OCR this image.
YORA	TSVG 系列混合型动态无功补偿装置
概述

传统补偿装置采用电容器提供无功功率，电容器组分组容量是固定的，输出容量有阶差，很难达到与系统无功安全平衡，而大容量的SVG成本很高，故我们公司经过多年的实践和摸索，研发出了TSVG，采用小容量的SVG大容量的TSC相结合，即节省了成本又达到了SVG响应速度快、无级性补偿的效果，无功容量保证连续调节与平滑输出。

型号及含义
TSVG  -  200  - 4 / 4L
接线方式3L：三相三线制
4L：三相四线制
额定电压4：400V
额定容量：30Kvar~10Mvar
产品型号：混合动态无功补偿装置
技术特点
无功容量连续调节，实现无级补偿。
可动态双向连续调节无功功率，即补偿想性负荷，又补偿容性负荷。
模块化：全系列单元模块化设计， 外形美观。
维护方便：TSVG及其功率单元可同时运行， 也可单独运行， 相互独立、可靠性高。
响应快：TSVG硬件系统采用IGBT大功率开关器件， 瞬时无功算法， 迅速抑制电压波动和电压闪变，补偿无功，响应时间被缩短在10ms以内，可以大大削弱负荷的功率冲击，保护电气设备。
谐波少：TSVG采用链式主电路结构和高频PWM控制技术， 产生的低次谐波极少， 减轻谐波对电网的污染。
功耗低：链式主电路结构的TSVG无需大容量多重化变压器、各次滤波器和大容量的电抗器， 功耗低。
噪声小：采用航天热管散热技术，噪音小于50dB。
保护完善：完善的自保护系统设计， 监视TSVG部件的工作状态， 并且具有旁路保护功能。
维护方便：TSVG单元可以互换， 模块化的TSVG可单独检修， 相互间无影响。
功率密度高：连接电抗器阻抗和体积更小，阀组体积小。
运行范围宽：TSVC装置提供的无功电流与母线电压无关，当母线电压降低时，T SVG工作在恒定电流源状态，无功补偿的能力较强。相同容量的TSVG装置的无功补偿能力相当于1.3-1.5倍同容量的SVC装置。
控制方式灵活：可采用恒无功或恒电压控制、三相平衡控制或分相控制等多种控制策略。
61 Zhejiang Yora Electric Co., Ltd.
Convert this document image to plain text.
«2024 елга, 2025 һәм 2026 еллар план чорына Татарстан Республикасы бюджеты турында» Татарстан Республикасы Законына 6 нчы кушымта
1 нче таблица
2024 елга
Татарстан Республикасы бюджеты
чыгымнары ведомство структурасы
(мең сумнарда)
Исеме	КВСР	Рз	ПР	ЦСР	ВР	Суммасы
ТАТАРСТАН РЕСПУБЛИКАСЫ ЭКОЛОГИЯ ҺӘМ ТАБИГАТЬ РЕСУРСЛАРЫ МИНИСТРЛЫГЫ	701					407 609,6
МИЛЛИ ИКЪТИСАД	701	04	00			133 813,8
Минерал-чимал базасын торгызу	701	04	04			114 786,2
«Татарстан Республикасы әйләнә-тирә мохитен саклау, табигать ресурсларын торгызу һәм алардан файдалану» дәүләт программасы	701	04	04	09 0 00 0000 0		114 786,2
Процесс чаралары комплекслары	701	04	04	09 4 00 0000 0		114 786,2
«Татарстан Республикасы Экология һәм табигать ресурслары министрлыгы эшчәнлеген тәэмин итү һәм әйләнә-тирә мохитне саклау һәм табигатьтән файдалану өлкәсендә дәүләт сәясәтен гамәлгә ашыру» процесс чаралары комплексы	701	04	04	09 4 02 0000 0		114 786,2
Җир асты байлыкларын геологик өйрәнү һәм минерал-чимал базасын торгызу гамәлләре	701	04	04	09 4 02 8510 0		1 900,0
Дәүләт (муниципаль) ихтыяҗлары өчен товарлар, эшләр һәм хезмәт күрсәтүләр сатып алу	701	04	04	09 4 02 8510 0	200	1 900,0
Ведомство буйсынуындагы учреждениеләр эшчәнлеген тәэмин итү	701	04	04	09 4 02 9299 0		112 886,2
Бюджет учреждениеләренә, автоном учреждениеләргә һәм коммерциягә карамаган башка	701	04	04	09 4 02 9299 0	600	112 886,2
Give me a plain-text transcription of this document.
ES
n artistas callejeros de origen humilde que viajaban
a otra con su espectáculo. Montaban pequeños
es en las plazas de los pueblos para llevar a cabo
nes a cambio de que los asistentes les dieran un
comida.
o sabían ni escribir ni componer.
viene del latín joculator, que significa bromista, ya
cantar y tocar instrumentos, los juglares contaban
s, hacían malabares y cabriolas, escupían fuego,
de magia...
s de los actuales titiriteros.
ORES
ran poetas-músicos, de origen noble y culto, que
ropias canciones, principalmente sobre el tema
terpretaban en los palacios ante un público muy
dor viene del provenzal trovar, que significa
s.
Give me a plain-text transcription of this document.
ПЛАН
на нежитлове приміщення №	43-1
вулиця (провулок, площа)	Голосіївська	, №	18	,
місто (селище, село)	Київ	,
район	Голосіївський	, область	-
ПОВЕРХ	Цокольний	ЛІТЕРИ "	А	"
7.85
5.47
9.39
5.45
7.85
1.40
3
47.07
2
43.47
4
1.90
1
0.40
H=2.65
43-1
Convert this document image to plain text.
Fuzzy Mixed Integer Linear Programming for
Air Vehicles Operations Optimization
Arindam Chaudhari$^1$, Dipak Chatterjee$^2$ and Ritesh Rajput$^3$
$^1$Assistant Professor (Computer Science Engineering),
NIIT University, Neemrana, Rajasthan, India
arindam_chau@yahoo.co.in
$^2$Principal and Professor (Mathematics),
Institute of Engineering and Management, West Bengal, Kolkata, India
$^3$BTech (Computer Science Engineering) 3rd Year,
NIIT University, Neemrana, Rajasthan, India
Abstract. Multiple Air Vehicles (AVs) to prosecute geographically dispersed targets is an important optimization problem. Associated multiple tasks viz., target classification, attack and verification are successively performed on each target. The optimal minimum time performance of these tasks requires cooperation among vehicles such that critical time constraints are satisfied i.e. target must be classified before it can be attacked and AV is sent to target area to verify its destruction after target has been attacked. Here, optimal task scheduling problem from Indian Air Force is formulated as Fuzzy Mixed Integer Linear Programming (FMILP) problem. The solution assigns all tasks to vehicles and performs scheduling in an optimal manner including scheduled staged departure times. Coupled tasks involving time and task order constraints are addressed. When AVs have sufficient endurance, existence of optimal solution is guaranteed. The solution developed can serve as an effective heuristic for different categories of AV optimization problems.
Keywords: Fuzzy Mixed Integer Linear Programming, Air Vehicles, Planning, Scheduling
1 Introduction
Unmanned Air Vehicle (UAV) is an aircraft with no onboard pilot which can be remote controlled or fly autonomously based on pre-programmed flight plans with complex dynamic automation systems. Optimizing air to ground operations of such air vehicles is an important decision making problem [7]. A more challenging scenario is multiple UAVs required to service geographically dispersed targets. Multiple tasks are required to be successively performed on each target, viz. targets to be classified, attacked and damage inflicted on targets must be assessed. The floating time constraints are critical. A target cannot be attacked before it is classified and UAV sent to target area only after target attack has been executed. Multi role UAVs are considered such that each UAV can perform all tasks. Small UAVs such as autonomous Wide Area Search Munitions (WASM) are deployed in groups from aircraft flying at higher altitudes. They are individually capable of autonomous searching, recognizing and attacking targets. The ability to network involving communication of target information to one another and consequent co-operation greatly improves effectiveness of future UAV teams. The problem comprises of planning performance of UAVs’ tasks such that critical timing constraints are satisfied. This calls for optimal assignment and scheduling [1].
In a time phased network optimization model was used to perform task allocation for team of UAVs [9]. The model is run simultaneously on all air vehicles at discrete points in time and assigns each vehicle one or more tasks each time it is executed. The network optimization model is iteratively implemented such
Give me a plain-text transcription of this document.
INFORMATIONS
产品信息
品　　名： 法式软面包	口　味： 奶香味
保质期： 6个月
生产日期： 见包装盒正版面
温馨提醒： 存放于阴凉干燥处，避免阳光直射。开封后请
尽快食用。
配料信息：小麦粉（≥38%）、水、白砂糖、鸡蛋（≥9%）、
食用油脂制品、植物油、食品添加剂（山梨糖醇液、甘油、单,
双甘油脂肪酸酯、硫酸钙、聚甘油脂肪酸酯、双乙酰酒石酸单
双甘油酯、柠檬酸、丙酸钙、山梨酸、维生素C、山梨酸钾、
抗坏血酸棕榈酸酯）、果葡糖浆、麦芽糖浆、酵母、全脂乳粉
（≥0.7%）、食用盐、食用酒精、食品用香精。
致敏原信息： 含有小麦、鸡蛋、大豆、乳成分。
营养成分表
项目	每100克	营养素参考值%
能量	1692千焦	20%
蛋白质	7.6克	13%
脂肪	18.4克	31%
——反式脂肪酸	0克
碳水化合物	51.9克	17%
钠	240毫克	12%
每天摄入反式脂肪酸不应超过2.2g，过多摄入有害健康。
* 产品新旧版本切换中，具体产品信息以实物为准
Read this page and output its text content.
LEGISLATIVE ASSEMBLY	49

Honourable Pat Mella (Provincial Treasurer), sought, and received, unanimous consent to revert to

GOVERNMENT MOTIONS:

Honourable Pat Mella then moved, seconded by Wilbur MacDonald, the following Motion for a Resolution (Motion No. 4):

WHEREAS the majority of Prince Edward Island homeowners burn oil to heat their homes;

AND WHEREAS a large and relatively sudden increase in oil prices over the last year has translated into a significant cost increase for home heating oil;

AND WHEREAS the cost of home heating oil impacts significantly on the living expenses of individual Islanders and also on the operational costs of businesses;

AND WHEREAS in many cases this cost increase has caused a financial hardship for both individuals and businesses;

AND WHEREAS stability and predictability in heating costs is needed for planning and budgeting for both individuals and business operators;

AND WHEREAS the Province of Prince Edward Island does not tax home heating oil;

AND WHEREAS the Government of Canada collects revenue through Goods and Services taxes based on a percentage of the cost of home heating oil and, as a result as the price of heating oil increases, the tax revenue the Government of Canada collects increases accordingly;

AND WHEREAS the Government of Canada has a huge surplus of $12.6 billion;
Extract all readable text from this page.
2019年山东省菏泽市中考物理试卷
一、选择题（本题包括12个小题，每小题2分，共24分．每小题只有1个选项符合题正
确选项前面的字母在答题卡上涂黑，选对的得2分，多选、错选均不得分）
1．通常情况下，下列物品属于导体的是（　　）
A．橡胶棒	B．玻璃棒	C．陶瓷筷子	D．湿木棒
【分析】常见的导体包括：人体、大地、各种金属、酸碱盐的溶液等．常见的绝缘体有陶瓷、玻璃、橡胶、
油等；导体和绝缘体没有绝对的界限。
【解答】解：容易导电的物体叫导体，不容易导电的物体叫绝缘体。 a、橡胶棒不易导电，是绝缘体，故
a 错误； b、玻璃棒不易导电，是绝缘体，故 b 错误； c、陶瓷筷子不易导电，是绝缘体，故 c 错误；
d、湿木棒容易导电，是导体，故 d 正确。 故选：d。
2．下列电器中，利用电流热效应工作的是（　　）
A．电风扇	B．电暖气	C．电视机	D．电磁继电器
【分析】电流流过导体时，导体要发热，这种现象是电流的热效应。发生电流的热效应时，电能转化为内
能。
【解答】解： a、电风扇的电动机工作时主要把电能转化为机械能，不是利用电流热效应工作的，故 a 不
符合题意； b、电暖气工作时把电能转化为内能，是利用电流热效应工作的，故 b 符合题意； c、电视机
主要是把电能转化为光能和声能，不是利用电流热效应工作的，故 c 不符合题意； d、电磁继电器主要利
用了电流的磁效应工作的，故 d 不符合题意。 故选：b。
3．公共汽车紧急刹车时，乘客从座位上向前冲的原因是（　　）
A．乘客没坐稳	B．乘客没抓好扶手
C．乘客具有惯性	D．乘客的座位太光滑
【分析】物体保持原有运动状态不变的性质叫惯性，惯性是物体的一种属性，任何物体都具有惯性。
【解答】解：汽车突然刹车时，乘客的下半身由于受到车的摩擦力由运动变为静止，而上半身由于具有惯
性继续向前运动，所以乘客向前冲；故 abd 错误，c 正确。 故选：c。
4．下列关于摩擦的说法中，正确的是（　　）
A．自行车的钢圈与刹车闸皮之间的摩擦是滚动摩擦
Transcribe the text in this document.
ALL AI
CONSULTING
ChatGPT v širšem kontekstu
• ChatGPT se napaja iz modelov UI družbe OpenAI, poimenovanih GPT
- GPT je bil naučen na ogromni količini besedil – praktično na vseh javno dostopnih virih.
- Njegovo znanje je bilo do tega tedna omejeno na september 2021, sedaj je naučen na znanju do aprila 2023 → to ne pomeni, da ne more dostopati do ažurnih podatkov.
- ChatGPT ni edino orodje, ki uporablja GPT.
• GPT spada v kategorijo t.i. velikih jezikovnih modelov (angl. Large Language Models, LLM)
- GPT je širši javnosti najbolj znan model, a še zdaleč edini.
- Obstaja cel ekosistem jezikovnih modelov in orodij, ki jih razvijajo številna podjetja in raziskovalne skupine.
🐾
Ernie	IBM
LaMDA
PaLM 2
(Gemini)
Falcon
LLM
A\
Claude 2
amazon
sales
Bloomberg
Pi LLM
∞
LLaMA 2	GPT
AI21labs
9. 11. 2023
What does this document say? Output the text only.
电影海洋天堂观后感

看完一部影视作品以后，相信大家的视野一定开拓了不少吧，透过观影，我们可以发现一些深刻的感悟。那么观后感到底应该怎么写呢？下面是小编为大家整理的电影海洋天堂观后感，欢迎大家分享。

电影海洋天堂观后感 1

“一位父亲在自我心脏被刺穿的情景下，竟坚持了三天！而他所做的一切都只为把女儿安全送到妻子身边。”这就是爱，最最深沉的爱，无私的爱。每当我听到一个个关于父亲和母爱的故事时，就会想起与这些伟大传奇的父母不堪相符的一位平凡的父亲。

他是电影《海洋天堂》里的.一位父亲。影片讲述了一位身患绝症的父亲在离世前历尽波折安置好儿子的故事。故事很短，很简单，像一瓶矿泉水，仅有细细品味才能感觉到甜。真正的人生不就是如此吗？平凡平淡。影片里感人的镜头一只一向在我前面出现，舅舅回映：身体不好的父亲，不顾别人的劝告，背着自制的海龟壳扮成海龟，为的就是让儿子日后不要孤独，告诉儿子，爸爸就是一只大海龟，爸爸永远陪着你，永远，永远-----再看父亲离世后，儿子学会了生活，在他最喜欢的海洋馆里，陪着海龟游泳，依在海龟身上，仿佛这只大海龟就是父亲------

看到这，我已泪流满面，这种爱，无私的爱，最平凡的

◇ ◇ ◇ ◇ ◇ ◇ ◇

To do
Copy out each line of the records that holds the string "Fuzzy".

Response
Fuzzy Mixed Integer Linear Programming for
Abstract. Multiple Air Vehicles (AVs) to prosecute geographically dispersed targets is an important optimization problem. Associated multiple tasks viz., target classification, attack and verification are successively performed on each target. The optimal minimum time performance of these tasks requires cooperation among vehicles such that critical time constraints are satisfied i.e. target must be classified before it can be attacked and AV is sent to target area to verify its destruction after target has been attacked. Here, optimal task scheduling problem from Indian Air Force is formulated as Fuzzy Mixed Integer Linear Programming (FMILP) problem. The solution assigns all tasks to vehicles and performs scheduling in an optimal manner including scheduled staged departure times. Coupled tasks involving time and task order constraints are addressed. When AVs have sufficient endurance, existence of optimal solution is guaranteed. The solution developed can serve as an effective heuristic for different categories of AV optimization problems.
Keywords: Fuzzy Mixed Integer Linear Programming, Air Vehicles, Planning, Scheduling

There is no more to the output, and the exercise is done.